Goal of the exercise: Once the pictures are set aside, transcribe the remaining data exactly.

Extracted entries:
§ §

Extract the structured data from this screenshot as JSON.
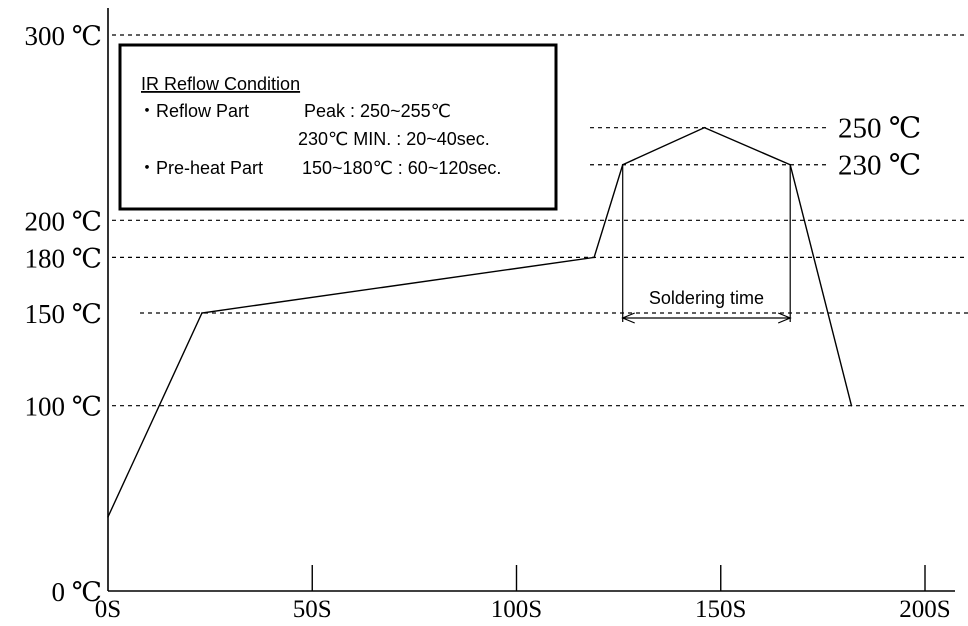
{
  "chart_data": {
    "type": "line",
    "title": "",
    "xlabel": "",
    "ylabel": "",
    "xlim": [
      0,
      200
    ],
    "ylim": [
      0,
      300
    ],
    "x_ticks": [
      {
        "value": 0,
        "label": "0S"
      },
      {
        "value": 50,
        "label": "50S"
      },
      {
        "value": 100,
        "label": "100S"
      },
      {
        "value": 150,
        "label": "150S"
      },
      {
        "value": 200,
        "label": "200S"
      }
    ],
    "y_ticks": [
      {
        "value": 0,
        "label": "0 ℃"
      },
      {
        "value": 100,
        "label": "100 ℃"
      },
      {
        "value": 150,
        "label": "150 ℃"
      },
      {
        "value": 180,
        "label": "180 ℃"
      },
      {
        "value": 200,
        "label": "200 ℃"
      },
      {
        "value": 300,
        "label": "300 ℃"
      }
    ],
    "reference_lines": [
      300,
      200,
      180,
      150,
      100
    ],
    "peak_lines": [
      {
        "value": 250,
        "label": "250 ℃"
      },
      {
        "value": 230,
        "label": "230 ℃"
      }
    ],
    "series": [
      {
        "x": [
          0,
          23,
          119,
          126,
          146,
          167,
          182
        ],
        "y": [
          40,
          150,
          180,
          230,
          250,
          230,
          100
        ]
      }
    ],
    "annotation": {
      "label": "Soldering time",
      "from": 126,
      "to": 167
    },
    "legend": {
      "position": "top-left",
      "title": "IR Reflow Condition",
      "lines": [
        "・Reflow Part",
        "Peak : 250~255℃",
        "230℃ MIN. : 20~40sec.",
        "・Pre-heat Part",
        "150~180℃ : 60~120sec."
      ]
    },
    "grid": false
  }
}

§ §

Result for this exercise:
Extract the structured data from this screenshot as JSON.
{
  "chart_data": {
    "type": "line",
    "title": "",
    "xlabel": "",
    "ylabel": "",
    "xlim": [
      0,
      200
    ],
    "ylim": [
      0,
      300
    ],
    "x_ticks": [
      {
        "value": 0,
        "label": "0S"
      },
      {
        "value": 50,
        "label": "50S"
      },
      {
        "value": 100,
        "label": "100S"
      },
      {
        "value": 150,
        "label": "150S"
      },
      {
        "value": 200,
        "label": "200S"
      }
    ],
    "y_ticks": [
      {
        "value": 0,
        "label": "0 ℃"
      },
      {
        "value": 100,
        "label": "100 ℃"
      },
      {
        "value": 150,
        "label": "150 ℃"
      },
      {
        "value": 180,
        "label": "180 ℃"
      },
      {
        "value": 200,
        "label": "200 ℃"
      },
      {
        "value": 300,
        "label": "300 ℃"
      }
    ],
    "reference_lines": [
      300,
      200,
      180,
      150,
      100
    ],
    "peak_lines": [
      {
        "value": 250,
        "label": "250 ℃"
      },
      {
        "value": 230,
        "label": "230 ℃"
      }
    ],
    "series": [
      {
        "x": [
          0,
          23,
          119,
          126,
          146,
          167,
          182
        ],
        "y": [
          40,
          150,
          180,
          230,
          250,
          230,
          100
        ]
      }
    ],
    "annotation": {
      "label": "Soldering time",
      "from": 126,
      "to": 167
    },
    "legend": {
      "position": "top-left",
      "title": "IR Reflow Condition",
      "lines": [
        "・Reflow Part",
        "Peak : 250~255℃",
        "230℃ MIN. : 20~40sec.",
        "・Pre-heat Part",
        "150~180℃ : 60~120sec."
      ]
    },
    "grid": false
  }
}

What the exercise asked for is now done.